- DO THIS -
Check every line of the entries that follow, and copy the ones containing "color".

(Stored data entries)
---
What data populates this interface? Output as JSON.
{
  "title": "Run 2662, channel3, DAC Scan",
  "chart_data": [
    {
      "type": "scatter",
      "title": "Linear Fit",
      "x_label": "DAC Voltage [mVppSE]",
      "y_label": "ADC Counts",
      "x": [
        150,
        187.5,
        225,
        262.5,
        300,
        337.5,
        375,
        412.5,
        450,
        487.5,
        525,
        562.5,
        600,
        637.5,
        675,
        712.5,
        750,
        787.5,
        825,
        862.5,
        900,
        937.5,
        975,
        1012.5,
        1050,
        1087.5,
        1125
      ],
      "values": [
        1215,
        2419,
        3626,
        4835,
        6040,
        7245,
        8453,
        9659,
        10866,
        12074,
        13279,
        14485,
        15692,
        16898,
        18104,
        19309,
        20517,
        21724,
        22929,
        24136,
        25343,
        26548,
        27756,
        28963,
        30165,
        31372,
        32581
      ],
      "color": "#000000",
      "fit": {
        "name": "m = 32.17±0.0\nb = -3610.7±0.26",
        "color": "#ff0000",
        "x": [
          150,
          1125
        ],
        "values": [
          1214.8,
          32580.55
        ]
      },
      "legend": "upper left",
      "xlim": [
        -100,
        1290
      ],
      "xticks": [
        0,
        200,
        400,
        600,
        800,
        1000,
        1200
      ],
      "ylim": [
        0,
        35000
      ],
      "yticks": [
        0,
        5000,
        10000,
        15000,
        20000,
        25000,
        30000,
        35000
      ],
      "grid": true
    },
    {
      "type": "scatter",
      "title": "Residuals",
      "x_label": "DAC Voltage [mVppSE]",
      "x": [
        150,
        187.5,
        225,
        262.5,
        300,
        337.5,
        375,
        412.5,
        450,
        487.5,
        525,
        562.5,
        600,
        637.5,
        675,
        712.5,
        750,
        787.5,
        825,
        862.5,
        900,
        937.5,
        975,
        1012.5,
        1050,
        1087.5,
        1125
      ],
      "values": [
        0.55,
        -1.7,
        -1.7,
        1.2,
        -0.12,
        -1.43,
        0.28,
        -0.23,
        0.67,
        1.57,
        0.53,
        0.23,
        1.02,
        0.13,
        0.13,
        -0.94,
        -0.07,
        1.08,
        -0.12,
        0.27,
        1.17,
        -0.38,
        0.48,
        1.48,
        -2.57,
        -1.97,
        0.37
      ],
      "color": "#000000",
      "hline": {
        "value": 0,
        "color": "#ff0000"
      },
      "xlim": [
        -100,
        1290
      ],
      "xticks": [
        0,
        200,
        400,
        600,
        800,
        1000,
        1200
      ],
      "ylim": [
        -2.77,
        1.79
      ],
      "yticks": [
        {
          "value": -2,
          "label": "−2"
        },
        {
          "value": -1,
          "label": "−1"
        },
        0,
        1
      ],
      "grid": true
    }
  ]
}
---
- FINAL ANSWER -
      "color": "#000000",
        "color": "#ff0000",
      "color": "#000000",
        "color": "#ff0000"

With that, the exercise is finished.